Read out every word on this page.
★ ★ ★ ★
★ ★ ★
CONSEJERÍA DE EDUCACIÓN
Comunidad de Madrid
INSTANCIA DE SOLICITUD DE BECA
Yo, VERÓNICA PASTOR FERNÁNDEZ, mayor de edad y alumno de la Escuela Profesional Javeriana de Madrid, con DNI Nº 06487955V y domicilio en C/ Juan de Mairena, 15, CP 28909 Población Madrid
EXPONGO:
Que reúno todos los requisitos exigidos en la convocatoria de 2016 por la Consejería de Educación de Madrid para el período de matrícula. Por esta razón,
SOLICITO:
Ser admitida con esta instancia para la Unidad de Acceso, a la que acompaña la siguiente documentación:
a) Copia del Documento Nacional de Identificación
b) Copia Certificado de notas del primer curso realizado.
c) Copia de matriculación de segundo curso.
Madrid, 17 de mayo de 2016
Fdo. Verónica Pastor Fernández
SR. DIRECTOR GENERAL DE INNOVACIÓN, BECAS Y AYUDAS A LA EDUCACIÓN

:::::

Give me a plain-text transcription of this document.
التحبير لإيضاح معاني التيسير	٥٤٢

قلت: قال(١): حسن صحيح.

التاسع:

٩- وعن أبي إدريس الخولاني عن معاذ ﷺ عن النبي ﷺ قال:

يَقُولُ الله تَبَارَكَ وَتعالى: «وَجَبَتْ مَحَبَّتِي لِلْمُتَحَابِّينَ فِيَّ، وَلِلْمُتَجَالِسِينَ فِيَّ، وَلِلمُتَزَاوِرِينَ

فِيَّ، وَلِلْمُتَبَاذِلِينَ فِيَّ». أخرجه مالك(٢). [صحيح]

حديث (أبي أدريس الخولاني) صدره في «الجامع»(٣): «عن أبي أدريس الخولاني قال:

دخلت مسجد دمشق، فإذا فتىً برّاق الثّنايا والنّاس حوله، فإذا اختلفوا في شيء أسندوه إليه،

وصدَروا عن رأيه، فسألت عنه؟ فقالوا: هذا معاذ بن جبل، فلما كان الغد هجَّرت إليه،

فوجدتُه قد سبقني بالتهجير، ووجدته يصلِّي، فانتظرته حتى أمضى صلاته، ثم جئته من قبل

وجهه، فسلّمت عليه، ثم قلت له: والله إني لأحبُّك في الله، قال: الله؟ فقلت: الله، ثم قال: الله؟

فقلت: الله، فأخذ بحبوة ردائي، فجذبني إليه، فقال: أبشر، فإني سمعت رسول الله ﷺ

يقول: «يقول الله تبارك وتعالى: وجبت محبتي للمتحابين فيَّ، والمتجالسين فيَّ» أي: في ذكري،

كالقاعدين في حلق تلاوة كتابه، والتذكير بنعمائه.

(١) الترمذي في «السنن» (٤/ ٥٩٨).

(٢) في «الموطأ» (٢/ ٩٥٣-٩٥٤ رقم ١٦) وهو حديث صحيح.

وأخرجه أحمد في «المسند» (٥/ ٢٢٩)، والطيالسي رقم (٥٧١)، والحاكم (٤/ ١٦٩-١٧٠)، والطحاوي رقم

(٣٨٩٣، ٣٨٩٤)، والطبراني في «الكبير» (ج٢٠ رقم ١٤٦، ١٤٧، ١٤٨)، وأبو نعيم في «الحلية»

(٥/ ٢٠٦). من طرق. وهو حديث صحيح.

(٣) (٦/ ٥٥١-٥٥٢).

:::::

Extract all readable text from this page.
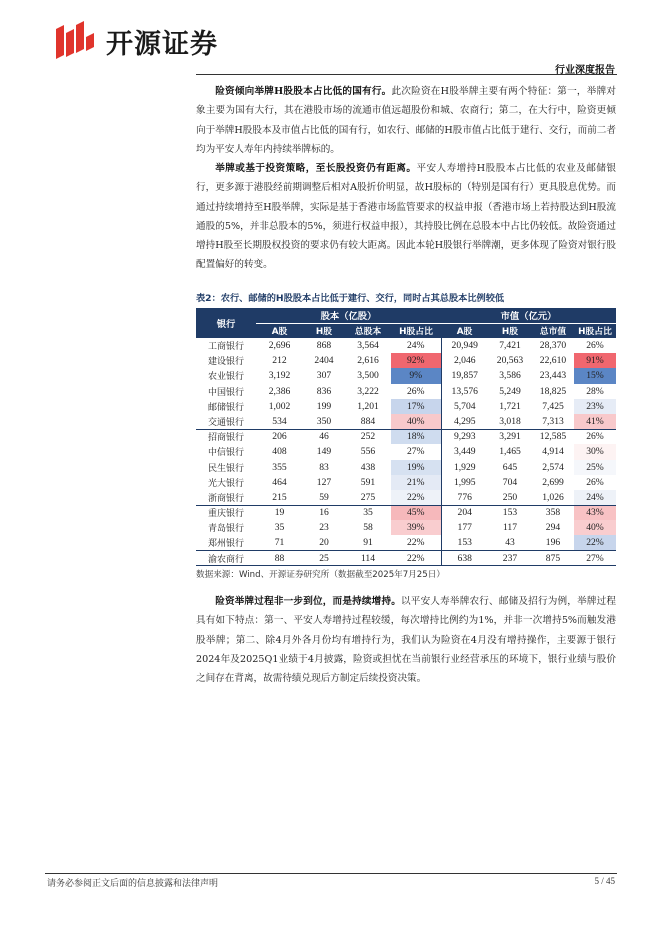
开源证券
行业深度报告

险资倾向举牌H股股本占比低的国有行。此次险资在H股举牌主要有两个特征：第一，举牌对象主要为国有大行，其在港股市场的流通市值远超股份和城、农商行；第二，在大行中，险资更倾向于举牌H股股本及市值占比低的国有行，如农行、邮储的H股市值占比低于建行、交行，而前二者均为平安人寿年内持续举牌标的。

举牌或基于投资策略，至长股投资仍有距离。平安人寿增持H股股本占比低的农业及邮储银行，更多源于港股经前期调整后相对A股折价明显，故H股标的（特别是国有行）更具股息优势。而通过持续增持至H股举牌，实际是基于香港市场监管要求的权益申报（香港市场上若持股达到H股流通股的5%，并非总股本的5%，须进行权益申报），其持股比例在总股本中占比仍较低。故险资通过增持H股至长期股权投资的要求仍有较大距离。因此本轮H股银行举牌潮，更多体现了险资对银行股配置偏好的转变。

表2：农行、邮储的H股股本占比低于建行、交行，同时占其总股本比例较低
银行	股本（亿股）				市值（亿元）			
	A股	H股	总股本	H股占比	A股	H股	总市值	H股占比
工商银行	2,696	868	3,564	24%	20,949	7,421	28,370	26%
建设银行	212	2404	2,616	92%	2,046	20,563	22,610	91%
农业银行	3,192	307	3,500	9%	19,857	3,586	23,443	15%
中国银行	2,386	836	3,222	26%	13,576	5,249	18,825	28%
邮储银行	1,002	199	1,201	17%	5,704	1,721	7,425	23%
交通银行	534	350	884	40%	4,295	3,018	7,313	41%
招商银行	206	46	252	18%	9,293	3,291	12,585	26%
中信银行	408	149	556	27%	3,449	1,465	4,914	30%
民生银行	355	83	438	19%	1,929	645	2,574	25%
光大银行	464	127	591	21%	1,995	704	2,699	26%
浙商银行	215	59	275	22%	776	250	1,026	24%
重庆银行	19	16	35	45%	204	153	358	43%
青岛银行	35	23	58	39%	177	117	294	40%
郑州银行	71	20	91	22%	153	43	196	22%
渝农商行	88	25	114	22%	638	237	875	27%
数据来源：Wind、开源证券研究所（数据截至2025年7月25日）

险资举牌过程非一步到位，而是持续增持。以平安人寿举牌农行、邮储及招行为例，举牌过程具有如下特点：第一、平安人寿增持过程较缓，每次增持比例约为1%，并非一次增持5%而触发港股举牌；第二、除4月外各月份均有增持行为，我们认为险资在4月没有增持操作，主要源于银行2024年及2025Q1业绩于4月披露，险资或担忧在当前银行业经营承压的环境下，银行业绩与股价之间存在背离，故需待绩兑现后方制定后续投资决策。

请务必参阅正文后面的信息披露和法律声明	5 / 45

:::::

Return all lines of the material above in which the word "صحيح" occurs.

قلت: قال(١): حسن صحيح.
فِيَّ، وَلِلْمُتَبَاذِلِينَ فِيَّ». أخرجه مالك(٢). [صحيح]
(٢) في «الموطأ» (٢/ ٩٥٣-٩٥٤ رقم ١٦) وهو حديث صحيح.
(٥/ ٢٠٦). من طرق. وهو حديث صحيح.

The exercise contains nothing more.